Work instructions –
Render every line of the material below as a numbered list, leaving out any blank lines.

===== Data shown =====

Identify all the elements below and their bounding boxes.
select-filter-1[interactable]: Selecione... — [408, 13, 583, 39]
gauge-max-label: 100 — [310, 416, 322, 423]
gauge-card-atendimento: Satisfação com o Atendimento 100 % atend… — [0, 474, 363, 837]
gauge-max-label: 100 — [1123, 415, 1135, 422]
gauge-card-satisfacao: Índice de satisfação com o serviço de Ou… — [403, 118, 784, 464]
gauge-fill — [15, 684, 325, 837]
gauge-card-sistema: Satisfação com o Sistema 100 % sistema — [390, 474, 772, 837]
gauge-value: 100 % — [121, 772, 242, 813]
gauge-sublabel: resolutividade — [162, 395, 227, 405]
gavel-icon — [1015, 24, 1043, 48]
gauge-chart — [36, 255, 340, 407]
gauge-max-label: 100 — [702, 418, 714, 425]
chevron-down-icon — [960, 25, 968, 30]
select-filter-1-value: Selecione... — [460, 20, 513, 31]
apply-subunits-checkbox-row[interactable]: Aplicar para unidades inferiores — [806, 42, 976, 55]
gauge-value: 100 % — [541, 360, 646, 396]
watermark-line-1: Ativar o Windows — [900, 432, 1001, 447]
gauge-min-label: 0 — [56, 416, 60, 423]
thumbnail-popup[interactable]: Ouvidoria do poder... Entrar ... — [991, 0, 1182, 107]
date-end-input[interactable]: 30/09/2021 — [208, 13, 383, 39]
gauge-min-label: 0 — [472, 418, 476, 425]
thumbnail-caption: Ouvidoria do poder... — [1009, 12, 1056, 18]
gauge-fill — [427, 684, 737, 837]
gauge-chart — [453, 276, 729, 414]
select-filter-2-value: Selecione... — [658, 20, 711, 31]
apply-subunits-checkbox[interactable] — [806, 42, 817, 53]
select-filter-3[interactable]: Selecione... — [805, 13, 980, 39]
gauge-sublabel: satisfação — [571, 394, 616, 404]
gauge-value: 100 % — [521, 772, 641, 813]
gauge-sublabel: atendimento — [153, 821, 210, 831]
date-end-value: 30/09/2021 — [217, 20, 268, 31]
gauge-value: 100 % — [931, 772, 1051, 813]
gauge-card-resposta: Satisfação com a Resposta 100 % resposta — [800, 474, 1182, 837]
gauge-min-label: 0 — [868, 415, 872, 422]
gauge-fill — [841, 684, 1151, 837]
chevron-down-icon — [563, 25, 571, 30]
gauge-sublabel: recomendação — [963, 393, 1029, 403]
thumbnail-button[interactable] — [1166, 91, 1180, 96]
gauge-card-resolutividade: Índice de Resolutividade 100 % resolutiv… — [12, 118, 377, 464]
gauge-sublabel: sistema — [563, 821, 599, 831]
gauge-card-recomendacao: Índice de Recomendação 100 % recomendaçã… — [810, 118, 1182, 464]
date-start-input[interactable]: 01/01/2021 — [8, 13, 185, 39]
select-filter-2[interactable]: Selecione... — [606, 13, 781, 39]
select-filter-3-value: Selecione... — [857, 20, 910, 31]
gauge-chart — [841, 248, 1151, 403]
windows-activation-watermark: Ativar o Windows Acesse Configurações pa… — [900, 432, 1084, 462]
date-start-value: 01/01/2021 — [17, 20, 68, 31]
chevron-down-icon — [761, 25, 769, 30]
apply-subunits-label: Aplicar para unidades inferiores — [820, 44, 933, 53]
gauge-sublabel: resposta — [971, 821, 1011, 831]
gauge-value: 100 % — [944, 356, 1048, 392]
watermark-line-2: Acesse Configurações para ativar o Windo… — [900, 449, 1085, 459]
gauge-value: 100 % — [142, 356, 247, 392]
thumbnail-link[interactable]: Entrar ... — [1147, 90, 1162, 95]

=====

Problem solution –
1. Identify all the elements below and their bounding boxes.
2. select-filter-1[interactable]: Selecione... — [408, 13, 583, 39]
3. gauge-max-label: 100 — [310, 416, 322, 423]
4. gauge-card-atendimento: Satisfação com o Atendimento 100 % atend… — [0, 474, 363, 837]
5. gauge-max-label: 100 — [1123, 415, 1135, 422]
6. gauge-card-satisfacao: Índice de satisfação com o serviço de Ou… — [403, 118, 784, 464]
7. gauge-fill — [15, 684, 325, 837]
8. gauge-card-sistema: Satisfação com o Sistema 100 % sistema — [390, 474, 772, 837]
9. gauge-value: 100 % — [121, 772, 242, 813]
10. gauge-sublabel: resolutividade — [162, 395, 227, 405]
11. gavel-icon — [1015, 24, 1043, 48]
12. gauge-chart — [36, 255, 340, 407]
13. gauge-max-label: 100 — [702, 418, 714, 425]
14. chevron-down-icon — [960, 25, 968, 30]
15. select-filter-1-value: Selecione... — [460, 20, 513, 31]
16. apply-subunits-checkbox-row[interactable]: Aplicar para unidades inferiores — [806, 42, 976, 55]
17. gauge-value: 100 % — [541, 360, 646, 396]
18. watermark-line-1: Ativar o Windows — [900, 432, 1001, 447]
19. gauge-min-label: 0 — [56, 416, 60, 423]
20. thumbnail-popup[interactable]: Ouvidoria do poder... Entrar ... — [991, 0, 1182, 107]
21. date-end-input[interactable]: 30/09/2021 — [208, 13, 383, 39]
22. gauge-min-label: 0 — [472, 418, 476, 425]
23. thumbnail-caption: Ouvidoria do poder... — [1009, 12, 1056, 18]
24. gauge-fill — [427, 684, 737, 837]
25. gauge-chart — [453, 276, 729, 414]
26. select-filter-2-value: Selecione... — [658, 20, 711, 31]
27. apply-subunits-checkbox[interactable] — [806, 42, 817, 53]
28. select-filter-3[interactable]: Selecione... — [805, 13, 980, 39]
29. gauge-sublabel: satisfação — [571, 394, 616, 404]
30. gauge-value: 100 % — [521, 772, 641, 813]
31. gauge-sublabel: atendimento — [153, 821, 210, 831]
32. date-end-value: 30/09/2021 — [217, 20, 268, 31]
33. gauge-value: 100 % — [931, 772, 1051, 813]
34. gauge-card-resposta: Satisfação com a Resposta 100 % resposta — [800, 474, 1182, 837]
35. gauge-min-label: 0 — [868, 415, 872, 422]
36. gauge-fill — [841, 684, 1151, 837]
37. chevron-down-icon — [563, 25, 571, 30]
38. gauge-sublabel: recomendação — [963, 393, 1029, 403]
39. thumbnail-button[interactable] — [1166, 91, 1180, 96]
40. gauge-card-resolutividade: Índice de Resolutividade 100 % resolutiv… — [12, 118, 377, 464]
41. gauge-sublabel: sistema — [563, 821, 599, 831]
42. gauge-card-recomendacao: Índice de Recomendação 100 % recomendaçã… — [810, 118, 1182, 464]
43. date-start-input[interactable]: 01/01/2021 — [8, 13, 185, 39]
44. select-filter-2[interactable]: Selecione... — [606, 13, 781, 39]
45. select-filter-3-value: Selecione... — [857, 20, 910, 31]
46. gauge-chart — [841, 248, 1151, 403]
47. windows-activation-watermark: Ativar o Windows Acesse Configurações pa… — [900, 432, 1084, 462]
48. date-start-value: 01/01/2021 — [17, 20, 68, 31]
49. chevron-down-icon — [761, 25, 769, 30]
50. apply-subunits-label: Aplicar para unidades inferiores — [820, 44, 933, 53]
51. gauge-sublabel: resposta — [971, 821, 1011, 831]
52. gauge-value: 100 % — [944, 356, 1048, 392]
53. watermark-line-2: Acesse Configurações para ativar o Windo… — [900, 449, 1085, 459]
54. gauge-value: 100 % — [142, 356, 247, 392]
55. thumbnail-link[interactable]: Entrar ... — [1147, 90, 1162, 95]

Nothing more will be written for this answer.